What the exercise asks: Output all the material that follows, exactly as given.

━━ Working data ━━

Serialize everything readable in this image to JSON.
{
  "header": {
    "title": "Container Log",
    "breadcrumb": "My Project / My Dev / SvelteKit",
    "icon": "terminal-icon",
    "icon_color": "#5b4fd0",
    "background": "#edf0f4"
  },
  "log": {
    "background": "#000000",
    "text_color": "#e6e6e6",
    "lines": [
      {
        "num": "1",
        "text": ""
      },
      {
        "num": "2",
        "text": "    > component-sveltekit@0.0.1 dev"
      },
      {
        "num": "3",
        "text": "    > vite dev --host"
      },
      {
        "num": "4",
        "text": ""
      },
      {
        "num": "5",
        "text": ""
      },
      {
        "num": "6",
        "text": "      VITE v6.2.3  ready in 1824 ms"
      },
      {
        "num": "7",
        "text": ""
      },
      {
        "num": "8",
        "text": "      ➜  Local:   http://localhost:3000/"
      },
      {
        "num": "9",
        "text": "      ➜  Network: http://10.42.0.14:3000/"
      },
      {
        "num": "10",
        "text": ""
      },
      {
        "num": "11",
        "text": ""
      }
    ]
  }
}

━━━

Result of the task:
Serialize everything readable in this image to JSON.
{
  "header": {
    "title": "Container Log",
    "breadcrumb": "My Project / My Dev / SvelteKit",
    "icon": "terminal-icon",
    "icon_color": "#5b4fd0",
    "background": "#edf0f4"
  },
  "log": {
    "background": "#000000",
    "text_color": "#e6e6e6",
    "lines": [
      {
        "num": "1",
        "text": ""
      },
      {
        "num": "2",
        "text": "    > component-sveltekit@0.0.1 dev"
      },
      {
        "num": "3",
        "text": "    > vite dev --host"
      },
      {
        "num": "4",
        "text": ""
      },
      {
        "num": "5",
        "text": ""
      },
      {
        "num": "6",
        "text": "      VITE v6.2.3  ready in 1824 ms"
      },
      {
        "num": "7",
        "text": ""
      },
      {
        "num": "8",
        "text": "      ➜  Local:   http://localhost:3000/"
      },
      {
        "num": "9",
        "text": "      ➜  Network: http://10.42.0.14:3000/"
      },
      {
        "num": "10",
        "text": ""
      },
      {
        "num": "11",
        "text": ""
      }
    ]
  }
}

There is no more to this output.